(Stored records)
— Begin —
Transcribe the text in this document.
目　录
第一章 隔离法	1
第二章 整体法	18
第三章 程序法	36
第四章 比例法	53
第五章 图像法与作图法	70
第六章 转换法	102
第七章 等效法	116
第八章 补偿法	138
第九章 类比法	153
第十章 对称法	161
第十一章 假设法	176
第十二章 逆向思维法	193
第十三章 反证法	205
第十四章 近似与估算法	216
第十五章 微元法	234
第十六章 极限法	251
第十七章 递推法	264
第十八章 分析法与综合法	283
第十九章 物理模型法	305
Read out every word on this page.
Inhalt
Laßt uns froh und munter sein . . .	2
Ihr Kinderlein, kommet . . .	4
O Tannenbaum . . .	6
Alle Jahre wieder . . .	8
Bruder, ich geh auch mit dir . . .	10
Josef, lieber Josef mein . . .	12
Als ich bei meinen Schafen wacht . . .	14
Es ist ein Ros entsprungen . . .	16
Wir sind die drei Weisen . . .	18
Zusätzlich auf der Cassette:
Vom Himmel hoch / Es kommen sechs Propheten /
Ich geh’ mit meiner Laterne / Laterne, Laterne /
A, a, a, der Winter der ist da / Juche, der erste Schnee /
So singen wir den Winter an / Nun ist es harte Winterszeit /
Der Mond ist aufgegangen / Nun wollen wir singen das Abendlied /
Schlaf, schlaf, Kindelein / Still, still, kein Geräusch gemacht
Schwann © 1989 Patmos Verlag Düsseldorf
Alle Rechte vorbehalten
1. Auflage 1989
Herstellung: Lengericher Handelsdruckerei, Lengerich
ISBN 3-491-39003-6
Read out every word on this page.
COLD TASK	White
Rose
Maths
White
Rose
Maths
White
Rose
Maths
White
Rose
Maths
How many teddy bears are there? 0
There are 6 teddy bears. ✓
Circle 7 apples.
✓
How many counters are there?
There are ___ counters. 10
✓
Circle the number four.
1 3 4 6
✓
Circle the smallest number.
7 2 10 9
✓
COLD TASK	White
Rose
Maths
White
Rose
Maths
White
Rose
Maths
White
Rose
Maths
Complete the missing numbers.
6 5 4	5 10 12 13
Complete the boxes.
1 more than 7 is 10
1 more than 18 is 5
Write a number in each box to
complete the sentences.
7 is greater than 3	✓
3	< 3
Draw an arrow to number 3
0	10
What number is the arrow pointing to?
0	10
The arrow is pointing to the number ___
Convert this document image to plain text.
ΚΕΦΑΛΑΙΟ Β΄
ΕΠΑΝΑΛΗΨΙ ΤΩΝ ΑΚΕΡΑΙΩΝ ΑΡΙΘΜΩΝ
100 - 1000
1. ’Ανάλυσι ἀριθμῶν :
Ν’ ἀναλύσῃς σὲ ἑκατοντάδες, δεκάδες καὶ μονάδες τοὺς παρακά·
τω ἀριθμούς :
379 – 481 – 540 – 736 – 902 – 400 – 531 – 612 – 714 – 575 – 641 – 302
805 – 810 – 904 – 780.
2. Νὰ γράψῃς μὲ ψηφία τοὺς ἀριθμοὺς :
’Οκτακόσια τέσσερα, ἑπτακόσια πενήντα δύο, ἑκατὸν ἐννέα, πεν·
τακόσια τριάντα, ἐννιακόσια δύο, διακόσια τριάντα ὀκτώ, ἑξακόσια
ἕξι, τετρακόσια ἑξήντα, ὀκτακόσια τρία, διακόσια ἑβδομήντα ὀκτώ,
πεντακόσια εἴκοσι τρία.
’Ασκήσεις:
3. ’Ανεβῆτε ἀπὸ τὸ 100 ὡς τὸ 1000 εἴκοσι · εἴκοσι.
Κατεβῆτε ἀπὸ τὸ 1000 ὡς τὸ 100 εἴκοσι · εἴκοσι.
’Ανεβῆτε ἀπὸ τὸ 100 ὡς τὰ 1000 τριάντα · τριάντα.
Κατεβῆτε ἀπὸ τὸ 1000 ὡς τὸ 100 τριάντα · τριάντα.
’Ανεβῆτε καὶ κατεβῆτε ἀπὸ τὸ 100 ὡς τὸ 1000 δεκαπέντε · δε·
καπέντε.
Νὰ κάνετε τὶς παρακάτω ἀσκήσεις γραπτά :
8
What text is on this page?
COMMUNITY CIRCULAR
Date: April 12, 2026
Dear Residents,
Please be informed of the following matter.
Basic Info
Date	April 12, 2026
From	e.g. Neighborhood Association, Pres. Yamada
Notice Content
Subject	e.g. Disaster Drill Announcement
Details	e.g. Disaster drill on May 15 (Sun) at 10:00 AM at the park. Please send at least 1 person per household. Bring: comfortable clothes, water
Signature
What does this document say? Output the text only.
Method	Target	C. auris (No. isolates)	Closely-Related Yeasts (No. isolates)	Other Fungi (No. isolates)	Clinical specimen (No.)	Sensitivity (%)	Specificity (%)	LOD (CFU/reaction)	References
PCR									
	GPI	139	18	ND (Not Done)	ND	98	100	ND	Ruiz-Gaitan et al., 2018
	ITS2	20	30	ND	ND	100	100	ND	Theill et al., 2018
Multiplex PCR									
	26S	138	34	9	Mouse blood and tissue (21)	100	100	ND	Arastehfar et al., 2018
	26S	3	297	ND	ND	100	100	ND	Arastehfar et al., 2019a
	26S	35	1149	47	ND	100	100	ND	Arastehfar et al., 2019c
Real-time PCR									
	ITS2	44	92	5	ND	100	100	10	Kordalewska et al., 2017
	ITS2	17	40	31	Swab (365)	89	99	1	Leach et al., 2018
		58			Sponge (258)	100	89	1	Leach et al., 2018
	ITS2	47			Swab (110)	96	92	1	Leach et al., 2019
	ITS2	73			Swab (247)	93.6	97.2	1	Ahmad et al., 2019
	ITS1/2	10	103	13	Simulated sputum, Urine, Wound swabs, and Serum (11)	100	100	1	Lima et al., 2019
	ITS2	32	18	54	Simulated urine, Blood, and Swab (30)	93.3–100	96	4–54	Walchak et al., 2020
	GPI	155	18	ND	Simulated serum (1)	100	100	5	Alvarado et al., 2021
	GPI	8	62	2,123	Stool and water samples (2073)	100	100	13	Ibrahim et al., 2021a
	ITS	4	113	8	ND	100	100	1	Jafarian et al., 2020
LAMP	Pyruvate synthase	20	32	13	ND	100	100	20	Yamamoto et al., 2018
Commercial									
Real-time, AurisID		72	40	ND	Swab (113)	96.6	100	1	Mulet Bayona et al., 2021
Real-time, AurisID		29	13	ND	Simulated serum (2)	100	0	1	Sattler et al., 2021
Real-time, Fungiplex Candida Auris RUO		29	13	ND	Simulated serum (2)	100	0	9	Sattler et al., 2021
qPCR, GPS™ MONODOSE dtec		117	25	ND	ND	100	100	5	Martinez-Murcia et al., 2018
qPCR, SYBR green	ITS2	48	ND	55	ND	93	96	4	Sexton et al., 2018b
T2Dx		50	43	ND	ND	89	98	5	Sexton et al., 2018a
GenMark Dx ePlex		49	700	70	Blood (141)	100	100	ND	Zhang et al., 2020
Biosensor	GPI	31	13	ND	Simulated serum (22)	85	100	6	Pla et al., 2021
— End —
• _The task_:
Identify each line holding the string "Circle", and copy it out.

• _Correct result_:
Circle 7 apples.
Circle the number four.
Circle the smallest number.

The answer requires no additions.